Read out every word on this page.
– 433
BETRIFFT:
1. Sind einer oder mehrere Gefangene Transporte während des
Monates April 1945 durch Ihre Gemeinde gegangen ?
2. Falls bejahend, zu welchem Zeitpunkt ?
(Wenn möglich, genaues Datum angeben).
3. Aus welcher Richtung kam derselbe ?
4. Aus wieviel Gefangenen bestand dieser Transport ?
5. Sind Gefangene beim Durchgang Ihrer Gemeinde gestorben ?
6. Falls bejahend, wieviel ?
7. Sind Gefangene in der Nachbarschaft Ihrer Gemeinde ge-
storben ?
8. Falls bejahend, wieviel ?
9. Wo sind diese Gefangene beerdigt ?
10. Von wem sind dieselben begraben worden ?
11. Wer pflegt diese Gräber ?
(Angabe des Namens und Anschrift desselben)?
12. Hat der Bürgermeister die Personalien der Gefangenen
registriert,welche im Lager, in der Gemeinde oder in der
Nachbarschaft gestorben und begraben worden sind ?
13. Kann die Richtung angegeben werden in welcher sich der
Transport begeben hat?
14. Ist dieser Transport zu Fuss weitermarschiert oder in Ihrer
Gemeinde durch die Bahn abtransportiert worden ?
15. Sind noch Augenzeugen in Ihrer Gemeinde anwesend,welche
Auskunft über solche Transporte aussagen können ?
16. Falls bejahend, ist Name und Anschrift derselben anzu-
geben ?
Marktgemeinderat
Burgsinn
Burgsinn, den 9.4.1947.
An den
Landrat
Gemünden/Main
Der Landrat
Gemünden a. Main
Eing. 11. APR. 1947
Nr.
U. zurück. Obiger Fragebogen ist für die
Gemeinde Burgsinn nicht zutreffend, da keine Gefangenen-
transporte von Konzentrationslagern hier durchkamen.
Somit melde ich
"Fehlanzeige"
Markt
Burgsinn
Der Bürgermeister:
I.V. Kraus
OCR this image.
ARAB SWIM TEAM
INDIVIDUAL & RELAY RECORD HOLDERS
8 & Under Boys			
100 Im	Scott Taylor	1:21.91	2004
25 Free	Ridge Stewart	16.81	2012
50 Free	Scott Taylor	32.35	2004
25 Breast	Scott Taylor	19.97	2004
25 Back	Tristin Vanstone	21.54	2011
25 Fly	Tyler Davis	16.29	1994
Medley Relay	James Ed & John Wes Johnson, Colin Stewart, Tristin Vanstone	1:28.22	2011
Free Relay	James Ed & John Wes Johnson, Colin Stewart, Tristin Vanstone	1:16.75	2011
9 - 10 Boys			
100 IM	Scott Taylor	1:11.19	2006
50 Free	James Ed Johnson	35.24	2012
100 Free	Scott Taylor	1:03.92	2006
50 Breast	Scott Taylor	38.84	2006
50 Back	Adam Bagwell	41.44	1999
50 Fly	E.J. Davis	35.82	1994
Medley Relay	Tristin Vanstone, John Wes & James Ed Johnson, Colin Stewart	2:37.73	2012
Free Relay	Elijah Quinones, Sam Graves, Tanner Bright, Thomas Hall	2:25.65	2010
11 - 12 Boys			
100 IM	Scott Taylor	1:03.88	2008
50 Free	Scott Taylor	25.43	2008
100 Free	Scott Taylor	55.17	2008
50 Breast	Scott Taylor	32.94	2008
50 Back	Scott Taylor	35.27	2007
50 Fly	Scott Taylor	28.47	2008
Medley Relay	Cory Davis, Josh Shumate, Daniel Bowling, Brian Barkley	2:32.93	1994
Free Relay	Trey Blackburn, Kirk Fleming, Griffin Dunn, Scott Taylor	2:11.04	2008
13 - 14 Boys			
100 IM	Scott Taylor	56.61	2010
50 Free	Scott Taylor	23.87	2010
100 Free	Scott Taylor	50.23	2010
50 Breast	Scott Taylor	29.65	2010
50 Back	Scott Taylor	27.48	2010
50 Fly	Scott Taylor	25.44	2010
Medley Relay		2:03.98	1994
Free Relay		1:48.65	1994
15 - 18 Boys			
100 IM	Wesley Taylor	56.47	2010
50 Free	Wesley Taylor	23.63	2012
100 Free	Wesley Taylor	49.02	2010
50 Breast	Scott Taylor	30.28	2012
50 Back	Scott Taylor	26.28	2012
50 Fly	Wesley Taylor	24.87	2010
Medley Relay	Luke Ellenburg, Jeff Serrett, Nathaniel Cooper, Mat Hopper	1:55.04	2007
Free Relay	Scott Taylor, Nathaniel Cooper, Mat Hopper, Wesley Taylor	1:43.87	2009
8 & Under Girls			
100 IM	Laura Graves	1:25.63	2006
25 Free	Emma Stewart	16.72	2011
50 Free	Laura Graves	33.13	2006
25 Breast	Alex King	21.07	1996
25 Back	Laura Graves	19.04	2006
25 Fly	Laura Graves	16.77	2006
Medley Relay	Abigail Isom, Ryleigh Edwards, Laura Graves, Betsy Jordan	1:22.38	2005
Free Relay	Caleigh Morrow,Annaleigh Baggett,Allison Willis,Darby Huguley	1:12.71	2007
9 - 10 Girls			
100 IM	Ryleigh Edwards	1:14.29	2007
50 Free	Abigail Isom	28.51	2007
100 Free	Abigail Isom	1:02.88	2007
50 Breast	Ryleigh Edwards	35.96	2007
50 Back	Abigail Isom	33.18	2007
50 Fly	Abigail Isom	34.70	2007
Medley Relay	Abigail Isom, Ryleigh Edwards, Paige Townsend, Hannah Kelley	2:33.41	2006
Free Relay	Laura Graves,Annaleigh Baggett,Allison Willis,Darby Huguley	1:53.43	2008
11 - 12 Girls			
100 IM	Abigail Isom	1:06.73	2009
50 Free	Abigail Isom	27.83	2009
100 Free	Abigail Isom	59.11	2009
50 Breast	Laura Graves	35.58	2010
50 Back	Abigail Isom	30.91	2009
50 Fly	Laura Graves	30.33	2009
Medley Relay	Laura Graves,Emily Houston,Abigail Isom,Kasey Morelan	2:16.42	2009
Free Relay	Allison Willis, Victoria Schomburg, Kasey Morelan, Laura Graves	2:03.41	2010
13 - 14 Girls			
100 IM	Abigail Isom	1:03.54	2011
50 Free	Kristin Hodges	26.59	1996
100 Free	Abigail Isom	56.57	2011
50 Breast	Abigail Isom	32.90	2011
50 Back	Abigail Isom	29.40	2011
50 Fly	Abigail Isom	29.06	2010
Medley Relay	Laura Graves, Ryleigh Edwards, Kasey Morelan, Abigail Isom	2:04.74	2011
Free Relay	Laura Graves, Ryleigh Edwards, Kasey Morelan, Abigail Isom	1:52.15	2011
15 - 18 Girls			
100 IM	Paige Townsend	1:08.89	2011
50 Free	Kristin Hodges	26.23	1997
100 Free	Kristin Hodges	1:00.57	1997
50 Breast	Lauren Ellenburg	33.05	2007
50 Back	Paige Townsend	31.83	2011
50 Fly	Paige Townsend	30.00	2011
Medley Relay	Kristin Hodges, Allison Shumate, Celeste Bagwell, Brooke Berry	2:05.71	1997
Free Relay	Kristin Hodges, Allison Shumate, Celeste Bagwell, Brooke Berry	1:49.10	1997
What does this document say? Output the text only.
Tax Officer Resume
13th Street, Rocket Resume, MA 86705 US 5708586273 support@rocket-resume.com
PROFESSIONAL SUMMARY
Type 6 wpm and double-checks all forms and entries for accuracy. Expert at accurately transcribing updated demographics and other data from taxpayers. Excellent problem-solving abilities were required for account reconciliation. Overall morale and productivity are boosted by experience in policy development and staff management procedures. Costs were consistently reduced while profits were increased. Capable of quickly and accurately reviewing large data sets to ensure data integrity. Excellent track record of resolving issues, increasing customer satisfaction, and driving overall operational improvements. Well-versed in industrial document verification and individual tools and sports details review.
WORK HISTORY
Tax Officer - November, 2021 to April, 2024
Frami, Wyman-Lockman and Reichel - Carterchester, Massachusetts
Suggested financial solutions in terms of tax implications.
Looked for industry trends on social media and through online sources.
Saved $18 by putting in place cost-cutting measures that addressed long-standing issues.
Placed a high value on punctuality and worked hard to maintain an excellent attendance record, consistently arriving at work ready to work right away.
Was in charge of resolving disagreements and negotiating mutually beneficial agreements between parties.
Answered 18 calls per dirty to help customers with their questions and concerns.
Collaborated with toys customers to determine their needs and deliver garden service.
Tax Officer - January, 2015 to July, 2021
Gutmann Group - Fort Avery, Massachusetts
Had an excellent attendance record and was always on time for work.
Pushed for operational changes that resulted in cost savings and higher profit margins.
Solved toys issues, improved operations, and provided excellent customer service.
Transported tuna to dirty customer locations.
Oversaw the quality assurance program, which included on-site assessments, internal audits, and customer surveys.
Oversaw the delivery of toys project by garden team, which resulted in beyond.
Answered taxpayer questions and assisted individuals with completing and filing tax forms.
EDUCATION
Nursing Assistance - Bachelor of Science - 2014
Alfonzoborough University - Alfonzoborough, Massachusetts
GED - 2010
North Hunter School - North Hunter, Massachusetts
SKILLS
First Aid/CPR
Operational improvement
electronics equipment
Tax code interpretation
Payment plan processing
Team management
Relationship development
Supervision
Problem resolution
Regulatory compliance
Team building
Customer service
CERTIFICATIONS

** Task to carry out **
Select the lines from the entries that include the word "Cooper".

** Correct response **
Medley Relay	Luke Ellenburg, Jeff Serrett, Nathaniel Cooper, Mat Hopper	1:55.04	2007
Free Relay	Scott Taylor, Nathaniel Cooper, Mat Hopper, Wesley Taylor	1:43.87	2009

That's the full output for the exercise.